- PROVIDED DATA -
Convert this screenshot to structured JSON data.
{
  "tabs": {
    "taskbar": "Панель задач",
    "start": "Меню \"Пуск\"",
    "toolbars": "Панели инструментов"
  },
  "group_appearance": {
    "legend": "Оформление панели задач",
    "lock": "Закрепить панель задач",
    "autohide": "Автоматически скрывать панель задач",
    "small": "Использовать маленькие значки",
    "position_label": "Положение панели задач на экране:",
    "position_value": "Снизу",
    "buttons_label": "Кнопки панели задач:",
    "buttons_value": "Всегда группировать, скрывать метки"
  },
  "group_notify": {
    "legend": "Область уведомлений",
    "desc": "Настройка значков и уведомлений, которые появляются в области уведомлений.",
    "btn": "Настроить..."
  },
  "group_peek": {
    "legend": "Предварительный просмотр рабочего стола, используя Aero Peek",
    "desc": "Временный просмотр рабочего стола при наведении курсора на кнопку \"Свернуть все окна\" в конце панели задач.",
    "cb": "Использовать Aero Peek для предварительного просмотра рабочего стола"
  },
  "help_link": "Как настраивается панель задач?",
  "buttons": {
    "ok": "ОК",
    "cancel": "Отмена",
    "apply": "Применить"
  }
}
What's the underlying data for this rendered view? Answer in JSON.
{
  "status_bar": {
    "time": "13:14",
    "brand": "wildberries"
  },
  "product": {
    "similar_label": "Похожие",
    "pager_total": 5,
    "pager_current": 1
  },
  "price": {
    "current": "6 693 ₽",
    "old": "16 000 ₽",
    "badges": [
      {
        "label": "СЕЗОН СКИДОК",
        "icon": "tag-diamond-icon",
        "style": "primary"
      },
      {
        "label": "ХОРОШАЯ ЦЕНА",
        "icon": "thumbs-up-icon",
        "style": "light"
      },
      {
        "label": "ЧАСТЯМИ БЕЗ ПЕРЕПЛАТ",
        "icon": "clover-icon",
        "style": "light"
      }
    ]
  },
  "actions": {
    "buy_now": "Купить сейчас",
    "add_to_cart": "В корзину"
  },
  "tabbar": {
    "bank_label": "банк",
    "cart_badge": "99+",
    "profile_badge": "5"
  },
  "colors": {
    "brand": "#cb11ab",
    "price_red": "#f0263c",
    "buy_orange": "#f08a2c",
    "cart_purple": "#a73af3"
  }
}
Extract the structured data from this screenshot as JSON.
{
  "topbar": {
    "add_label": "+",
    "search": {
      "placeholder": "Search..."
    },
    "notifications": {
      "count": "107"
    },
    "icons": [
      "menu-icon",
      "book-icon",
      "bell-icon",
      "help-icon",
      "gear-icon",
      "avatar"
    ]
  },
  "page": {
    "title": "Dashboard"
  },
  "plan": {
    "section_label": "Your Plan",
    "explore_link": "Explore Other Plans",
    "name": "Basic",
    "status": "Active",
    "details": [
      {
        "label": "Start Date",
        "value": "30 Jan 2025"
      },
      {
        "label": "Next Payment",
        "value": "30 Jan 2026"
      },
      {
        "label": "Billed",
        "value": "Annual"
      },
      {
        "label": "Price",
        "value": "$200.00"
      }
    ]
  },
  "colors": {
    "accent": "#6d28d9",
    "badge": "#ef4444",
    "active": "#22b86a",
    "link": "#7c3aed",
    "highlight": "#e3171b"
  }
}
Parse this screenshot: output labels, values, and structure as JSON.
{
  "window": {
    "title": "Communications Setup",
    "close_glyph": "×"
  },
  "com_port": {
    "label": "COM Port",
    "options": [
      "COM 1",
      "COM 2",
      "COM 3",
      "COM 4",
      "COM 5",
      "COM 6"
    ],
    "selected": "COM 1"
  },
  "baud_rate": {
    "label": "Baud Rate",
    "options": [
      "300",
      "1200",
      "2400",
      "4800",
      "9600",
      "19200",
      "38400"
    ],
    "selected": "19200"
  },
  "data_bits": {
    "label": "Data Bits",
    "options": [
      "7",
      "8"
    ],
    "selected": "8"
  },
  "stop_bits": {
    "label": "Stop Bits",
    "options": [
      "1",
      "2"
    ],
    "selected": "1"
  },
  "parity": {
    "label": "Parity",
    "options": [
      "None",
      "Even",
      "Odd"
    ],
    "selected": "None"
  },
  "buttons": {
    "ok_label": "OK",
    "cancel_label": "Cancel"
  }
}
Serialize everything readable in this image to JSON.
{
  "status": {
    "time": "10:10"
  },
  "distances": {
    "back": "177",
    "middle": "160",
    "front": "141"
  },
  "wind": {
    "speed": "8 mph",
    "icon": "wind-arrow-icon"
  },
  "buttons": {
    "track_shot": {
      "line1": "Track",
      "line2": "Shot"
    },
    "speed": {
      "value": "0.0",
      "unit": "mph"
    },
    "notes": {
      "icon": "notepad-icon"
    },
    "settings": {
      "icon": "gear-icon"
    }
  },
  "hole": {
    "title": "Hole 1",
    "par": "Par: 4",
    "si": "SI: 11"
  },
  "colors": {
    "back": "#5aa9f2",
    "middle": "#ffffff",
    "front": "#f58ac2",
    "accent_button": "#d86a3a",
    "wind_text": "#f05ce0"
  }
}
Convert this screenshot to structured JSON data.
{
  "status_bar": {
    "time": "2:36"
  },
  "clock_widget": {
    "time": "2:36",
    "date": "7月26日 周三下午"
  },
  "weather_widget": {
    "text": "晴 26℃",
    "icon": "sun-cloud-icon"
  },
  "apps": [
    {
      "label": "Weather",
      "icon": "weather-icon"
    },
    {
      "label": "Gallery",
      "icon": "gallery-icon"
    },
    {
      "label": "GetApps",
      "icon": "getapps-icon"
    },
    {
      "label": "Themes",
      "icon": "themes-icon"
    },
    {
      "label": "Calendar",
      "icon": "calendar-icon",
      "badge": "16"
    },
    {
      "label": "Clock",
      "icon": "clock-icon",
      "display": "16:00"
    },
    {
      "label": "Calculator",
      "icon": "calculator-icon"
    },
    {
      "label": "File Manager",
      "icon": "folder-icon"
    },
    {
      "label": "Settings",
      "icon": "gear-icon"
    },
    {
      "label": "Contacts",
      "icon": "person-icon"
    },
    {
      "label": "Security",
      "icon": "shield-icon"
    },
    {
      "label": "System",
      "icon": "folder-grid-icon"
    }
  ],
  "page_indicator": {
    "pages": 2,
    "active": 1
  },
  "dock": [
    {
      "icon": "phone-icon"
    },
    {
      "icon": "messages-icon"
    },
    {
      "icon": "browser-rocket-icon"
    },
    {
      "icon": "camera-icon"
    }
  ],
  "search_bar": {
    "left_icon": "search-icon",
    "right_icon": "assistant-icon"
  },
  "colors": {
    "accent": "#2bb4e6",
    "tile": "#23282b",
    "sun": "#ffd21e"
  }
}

- EXERCISE TASK -
The full set of records should be duplicated exactly.

- RESULT -
Convert this screenshot to structured JSON data.
{
  "tabs": {
    "taskbar": "Панель задач",
    "start": "Меню \"Пуск\"",
    "toolbars": "Панели инструментов"
  },
  "group_appearance": {
    "legend": "Оформление панели задач",
    "lock": "Закрепить панель задач",
    "autohide": "Автоматически скрывать панель задач",
    "small": "Использовать маленькие значки",
    "position_label": "Положение панели задач на экране:",
    "position_value": "Снизу",
    "buttons_label": "Кнопки панели задач:",
    "buttons_value": "Всегда группировать, скрывать метки"
  },
  "group_notify": {
    "legend": "Область уведомлений",
    "desc": "Настройка значков и уведомлений, которые появляются в области уведомлений.",
    "btn": "Настроить..."
  },
  "group_peek": {
    "legend": "Предварительный просмотр рабочего стола, используя Aero Peek",
    "desc": "Временный просмотр рабочего стола при наведении курсора на кнопку \"Свернуть все окна\" в конце панели задач.",
    "cb": "Использовать Aero Peek для предварительного просмотра рабочего стола"
  },
  "help_link": "Как настраивается панель задач?",
  "buttons": {
    "ok": "ОК",
    "cancel": "Отмена",
    "apply": "Применить"
  }
}
What's the underlying data for this rendered view? Answer in JSON.
{
  "status_bar": {
    "time": "13:14",
    "brand": "wildberries"
  },
  "product": {
    "similar_label": "Похожие",
    "pager_total": 5,
    "pager_current": 1
  },
  "price": {
    "current": "6 693 ₽",
    "old": "16 000 ₽",
    "badges": [
      {
        "label": "СЕЗОН СКИДОК",
        "icon": "tag-diamond-icon",
        "style": "primary"
      },
      {
        "label": "ХОРОШАЯ ЦЕНА",
        "icon": "thumbs-up-icon",
        "style": "light"
      },
      {
        "label": "ЧАСТЯМИ БЕЗ ПЕРЕПЛАТ",
        "icon": "clover-icon",
        "style": "light"
      }
    ]
  },
  "actions": {
    "buy_now": "Купить сейчас",
    "add_to_cart": "В корзину"
  },
  "tabbar": {
    "bank_label": "банк",
    "cart_badge": "99+",
    "profile_badge": "5"
  },
  "colors": {
    "brand": "#cb11ab",
    "price_red": "#f0263c",
    "buy_orange": "#f08a2c",
    "cart_purple": "#a73af3"
  }
}
Extract the structured data from this screenshot as JSON.
{
  "topbar": {
    "add_label": "+",
    "search": {
      "placeholder": "Search..."
    },
    "notifications": {
      "count": "107"
    },
    "icons": [
      "menu-icon",
      "book-icon",
      "bell-icon",
      "help-icon",
      "gear-icon",
      "avatar"
    ]
  },
  "page": {
    "title": "Dashboard"
  },
  "plan": {
    "section_label": "Your Plan",
    "explore_link": "Explore Other Plans",
    "name": "Basic",
    "status": "Active",
    "details": [
      {
        "label": "Start Date",
        "value": "30 Jan 2025"
      },
      {
        "label": "Next Payment",
        "value": "30 Jan 2026"
      },
      {
        "label": "Billed",
        "value": "Annual"
      },
      {
        "label": "Price",
        "value": "$200.00"
      }
    ]
  },
  "colors": {
    "accent": "#6d28d9",
    "badge": "#ef4444",
    "active": "#22b86a",
    "link": "#7c3aed",
    "highlight": "#e3171b"
  }
}
Parse this screenshot: output labels, values, and structure as JSON.
{
  "window": {
    "title": "Communications Setup",
    "close_glyph": "×"
  },
  "com_port": {
    "label": "COM Port",
    "options": [
      "COM 1",
      "COM 2",
      "COM 3",
      "COM 4",
      "COM 5",
      "COM 6"
    ],
    "selected": "COM 1"
  },
  "baud_rate": {
    "label": "Baud Rate",
    "options": [
      "300",
      "1200",
      "2400",
      "4800",
      "9600",
      "19200",
      "38400"
    ],
    "selected": "19200"
  },
  "data_bits": {
    "label": "Data Bits",
    "options": [
      "7",
      "8"
    ],
    "selected": "8"
  },
  "stop_bits": {
    "label": "Stop Bits",
    "options": [
      "1",
      "2"
    ],
    "selected": "1"
  },
  "parity": {
    "label": "Parity",
    "options": [
      "None",
      "Even",
      "Odd"
    ],
    "selected": "None"
  },
  "buttons": {
    "ok_label": "OK",
    "cancel_label": "Cancel"
  }
}
Serialize everything readable in this image to JSON.
{
  "status": {
    "time": "10:10"
  },
  "distances": {
    "back": "177",
    "middle": "160",
    "front": "141"
  },
  "wind": {
    "speed": "8 mph",
    "icon": "wind-arrow-icon"
  },
  "buttons": {
    "track_shot": {
      "line1": "Track",
      "line2": "Shot"
    },
    "speed": {
      "value": "0.0",
      "unit": "mph"
    },
    "notes": {
      "icon": "notepad-icon"
    },
    "settings": {
      "icon": "gear-icon"
    }
  },
  "hole": {
    "title": "Hole 1",
    "par": "Par: 4",
    "si": "SI: 11"
  },
  "colors": {
    "back": "#5aa9f2",
    "middle": "#ffffff",
    "front": "#f58ac2",
    "accent_button": "#d86a3a",
    "wind_text": "#f05ce0"
  }
}
Convert this screenshot to structured JSON data.
{
  "status_bar": {
    "time": "2:36"
  },
  "clock_widget": {
    "time": "2:36",
    "date": "7月26日 周三下午"
  },
  "weather_widget": {
    "text": "晴 26℃",
    "icon": "sun-cloud-icon"
  },
  "apps": [
    {
      "label": "Weather",
      "icon": "weather-icon"
    },
    {
      "label": "Gallery",
      "icon": "gallery-icon"
    },
    {
      "label": "GetApps",
      "icon": "getapps-icon"
    },
    {
      "label": "Themes",
      "icon": "themes-icon"
    },
    {
      "label": "Calendar",
      "icon": "calendar-icon",
      "badge": "16"
    },
    {
      "label": "Clock",
      "icon": "clock-icon",
      "display": "16:00"
    },
    {
      "label": "Calculator",
      "icon": "calculator-icon"
    },
    {
      "label": "File Manager",
      "icon": "folder-icon"
    },
    {
      "label": "Settings",
      "icon": "gear-icon"
    },
    {
      "label": "Contacts",
      "icon": "person-icon"
    },
    {
      "label": "Security",
      "icon": "shield-icon"
    },
    {
      "label": "System",
      "icon": "folder-grid-icon"
    }
  ],
  "page_indicator": {
    "pages": 2,
    "active": 1
  },
  "dock": [
    {
      "icon": "phone-icon"
    },
    {
      "icon": "messages-icon"
    },
    {
      "icon": "browser-rocket-icon"
    },
    {
      "icon": "camera-icon"
    }
  ],
  "search_bar": {
    "left_icon": "search-icon",
    "right_icon": "assistant-icon"
  },
  "colors": {
    "accent": "#2bb4e6",
    "tile": "#23282b",
    "sun": "#ffd21e"
  }
}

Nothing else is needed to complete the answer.